▸ What you will do
Return each entry exactly, with none missing.

▸ Data in this exercise
[start]
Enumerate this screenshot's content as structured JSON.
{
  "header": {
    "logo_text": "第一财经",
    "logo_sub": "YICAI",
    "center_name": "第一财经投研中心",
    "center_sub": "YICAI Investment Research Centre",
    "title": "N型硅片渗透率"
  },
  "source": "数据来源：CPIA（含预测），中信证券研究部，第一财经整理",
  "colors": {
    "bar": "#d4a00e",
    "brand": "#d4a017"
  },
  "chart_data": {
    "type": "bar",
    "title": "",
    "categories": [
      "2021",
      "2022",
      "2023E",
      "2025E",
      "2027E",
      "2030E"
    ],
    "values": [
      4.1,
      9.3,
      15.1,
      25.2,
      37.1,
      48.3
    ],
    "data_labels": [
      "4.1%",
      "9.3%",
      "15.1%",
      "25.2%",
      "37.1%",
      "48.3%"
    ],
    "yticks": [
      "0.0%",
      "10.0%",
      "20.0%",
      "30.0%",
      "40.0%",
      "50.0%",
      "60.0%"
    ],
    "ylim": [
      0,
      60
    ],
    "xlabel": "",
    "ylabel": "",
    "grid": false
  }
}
[end]
▸ Solution to the exercise
Enumerate this screenshot's content as structured JSON.
{
  "header": {
    "logo_text": "第一财经",
    "logo_sub": "YICAI",
    "center_name": "第一财经投研中心",
    "center_sub": "YICAI Investment Research Centre",
    "title": "N型硅片渗透率"
  },
  "source": "数据来源：CPIA（含预测），中信证券研究部，第一财经整理",
  "colors": {
    "bar": "#d4a00e",
    "brand": "#d4a017"
  },
  "chart_data": {
    "type": "bar",
    "title": "",
    "categories": [
      "2021",
      "2022",
      "2023E",
      "2025E",
      "2027E",
      "2030E"
    ],
    "values": [
      4.1,
      9.3,
      15.1,
      25.2,
      37.1,
      48.3
    ],
    "data_labels": [
      "4.1%",
      "9.3%",
      "15.1%",
      "25.2%",
      "37.1%",
      "48.3%"
    ],
    "yticks": [
      "0.0%",
      "10.0%",
      "20.0%",
      "30.0%",
      "40.0%",
      "50.0%",
      "60.0%"
    ],
    "ylim": [
      0,
      60
    ],
    "xlabel": "",
    "ylabel": "",
    "grid": false
  }
}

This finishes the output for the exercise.